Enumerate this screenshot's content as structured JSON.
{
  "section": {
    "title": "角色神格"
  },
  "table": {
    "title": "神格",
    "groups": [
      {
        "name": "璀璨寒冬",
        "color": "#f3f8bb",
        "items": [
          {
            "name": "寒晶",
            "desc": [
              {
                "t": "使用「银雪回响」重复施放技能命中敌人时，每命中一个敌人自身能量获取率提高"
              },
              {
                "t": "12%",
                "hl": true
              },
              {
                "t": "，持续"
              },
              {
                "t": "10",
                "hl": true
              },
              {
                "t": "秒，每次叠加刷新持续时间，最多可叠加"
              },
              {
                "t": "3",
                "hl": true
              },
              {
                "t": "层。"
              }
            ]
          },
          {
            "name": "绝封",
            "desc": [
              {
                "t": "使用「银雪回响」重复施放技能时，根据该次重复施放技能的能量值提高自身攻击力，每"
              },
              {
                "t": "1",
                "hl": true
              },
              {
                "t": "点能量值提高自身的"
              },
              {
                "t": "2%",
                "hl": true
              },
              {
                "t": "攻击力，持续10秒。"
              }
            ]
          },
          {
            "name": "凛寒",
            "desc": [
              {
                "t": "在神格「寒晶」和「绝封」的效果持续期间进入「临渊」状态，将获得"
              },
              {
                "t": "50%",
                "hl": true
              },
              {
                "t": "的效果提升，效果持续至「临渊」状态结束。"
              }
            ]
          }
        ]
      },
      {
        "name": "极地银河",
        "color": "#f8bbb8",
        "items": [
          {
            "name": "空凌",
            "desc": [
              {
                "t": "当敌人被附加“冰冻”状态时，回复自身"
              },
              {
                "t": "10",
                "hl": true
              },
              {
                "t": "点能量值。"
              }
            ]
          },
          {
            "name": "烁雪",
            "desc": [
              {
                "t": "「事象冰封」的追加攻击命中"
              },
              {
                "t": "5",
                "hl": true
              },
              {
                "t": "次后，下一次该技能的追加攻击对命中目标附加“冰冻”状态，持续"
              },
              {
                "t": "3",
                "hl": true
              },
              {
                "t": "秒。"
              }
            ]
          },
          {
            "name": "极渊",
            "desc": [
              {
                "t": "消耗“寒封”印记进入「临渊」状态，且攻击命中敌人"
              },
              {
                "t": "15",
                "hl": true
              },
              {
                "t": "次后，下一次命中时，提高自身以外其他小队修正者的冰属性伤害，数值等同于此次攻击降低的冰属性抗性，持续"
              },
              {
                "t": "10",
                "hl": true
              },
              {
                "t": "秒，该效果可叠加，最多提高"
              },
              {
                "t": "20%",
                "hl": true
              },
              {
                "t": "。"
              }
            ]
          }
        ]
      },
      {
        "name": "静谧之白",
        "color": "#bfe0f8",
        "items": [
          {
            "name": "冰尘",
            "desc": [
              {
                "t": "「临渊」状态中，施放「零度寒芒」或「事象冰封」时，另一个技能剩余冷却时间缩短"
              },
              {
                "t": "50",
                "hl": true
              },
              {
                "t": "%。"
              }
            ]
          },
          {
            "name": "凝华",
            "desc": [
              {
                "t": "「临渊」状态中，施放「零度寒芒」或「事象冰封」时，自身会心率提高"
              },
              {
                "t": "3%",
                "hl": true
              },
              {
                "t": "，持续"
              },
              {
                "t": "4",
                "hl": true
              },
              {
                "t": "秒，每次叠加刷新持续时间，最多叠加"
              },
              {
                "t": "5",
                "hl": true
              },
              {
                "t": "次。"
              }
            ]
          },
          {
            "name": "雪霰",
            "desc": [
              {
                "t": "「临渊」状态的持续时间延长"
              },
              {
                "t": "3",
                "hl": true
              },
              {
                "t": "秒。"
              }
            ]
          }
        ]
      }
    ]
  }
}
------------------------------------------------------------------------
WHAT YOU HAVE TO DO ::
Output the full listing exactly as it stands.

ANSWER TO THIS PROBLEM ::
Enumerate this screenshot's content as structured JSON.
{
  "section": {
    "title": "角色神格"
  },
  "table": {
    "title": "神格",
    "groups": [
      {
        "name": "璀璨寒冬",
        "color": "#f3f8bb",
        "items": [
          {
            "name": "寒晶",
            "desc": [
              {
                "t": "使用「银雪回响」重复施放技能命中敌人时，每命中一个敌人自身能量获取率提高"
              },
              {
                "t": "12%",
                "hl": true
              },
              {
                "t": "，持续"
              },
              {
                "t": "10",
                "hl": true
              },
              {
                "t": "秒，每次叠加刷新持续时间，最多可叠加"
              },
              {
                "t": "3",
                "hl": true
              },
              {
                "t": "层。"
              }
            ]
          },
          {
            "name": "绝封",
            "desc": [
              {
                "t": "使用「银雪回响」重复施放技能时，根据该次重复施放技能的能量值提高自身攻击力，每"
              },
              {
                "t": "1",
                "hl": true
              },
              {
                "t": "点能量值提高自身的"
              },
              {
                "t": "2%",
                "hl": true
              },
              {
                "t": "攻击力，持续10秒。"
              }
            ]
          },
          {
            "name": "凛寒",
            "desc": [
              {
                "t": "在神格「寒晶」和「绝封」的效果持续期间进入「临渊」状态，将获得"
              },
              {
                "t": "50%",
                "hl": true
              },
              {
                "t": "的效果提升，效果持续至「临渊」状态结束。"
              }
            ]
          }
        ]
      },
      {
        "name": "极地银河",
        "color": "#f8bbb8",
        "items": [
          {
            "name": "空凌",
            "desc": [
              {
                "t": "当敌人被附加“冰冻”状态时，回复自身"
              },
              {
                "t": "10",
                "hl": true
              },
              {
                "t": "点能量值。"
              }
            ]
          },
          {
            "name": "烁雪",
            "desc": [
              {
                "t": "「事象冰封」的追加攻击命中"
              },
              {
                "t": "5",
                "hl": true
              },
              {
                "t": "次后，下一次该技能的追加攻击对命中目标附加“冰冻”状态，持续"
              },
              {
                "t": "3",
                "hl": true
              },
              {
                "t": "秒。"
              }
            ]
          },
          {
            "name": "极渊",
            "desc": [
              {
                "t": "消耗“寒封”印记进入「临渊」状态，且攻击命中敌人"
              },
              {
                "t": "15",
                "hl": true
              },
              {
                "t": "次后，下一次命中时，提高自身以外其他小队修正者的冰属性伤害，数值等同于此次攻击降低的冰属性抗性，持续"
              },
              {
                "t": "10",
                "hl": true
              },
              {
                "t": "秒，该效果可叠加，最多提高"
              },
              {
                "t": "20%",
                "hl": true
              },
              {
                "t": "。"
              }
            ]
          }
        ]
      },
      {
        "name": "静谧之白",
        "color": "#bfe0f8",
        "items": [
          {
            "name": "冰尘",
            "desc": [
              {
                "t": "「临渊」状态中，施放「零度寒芒」或「事象冰封」时，另一个技能剩余冷却时间缩短"
              },
              {
                "t": "50",
                "hl": true
              },
              {
                "t": "%。"
              }
            ]
          },
          {
            "name": "凝华",
            "desc": [
              {
                "t": "「临渊」状态中，施放「零度寒芒」或「事象冰封」时，自身会心率提高"
              },
              {
                "t": "3%",
                "hl": true
              },
              {
                "t": "，持续"
              },
              {
                "t": "4",
                "hl": true
              },
              {
                "t": "秒，每次叠加刷新持续时间，最多叠加"
              },
              {
                "t": "5",
                "hl": true
              },
              {
                "t": "次。"
              }
            ]
          },
          {
            "name": "雪霰",
            "desc": [
              {
                "t": "「临渊」状态的持续时间延长"
              },
              {
                "t": "3",
                "hl": true
              },
              {
                "t": "秒。"
              }
            ]
          }
        ]
      }
    ]
  }
}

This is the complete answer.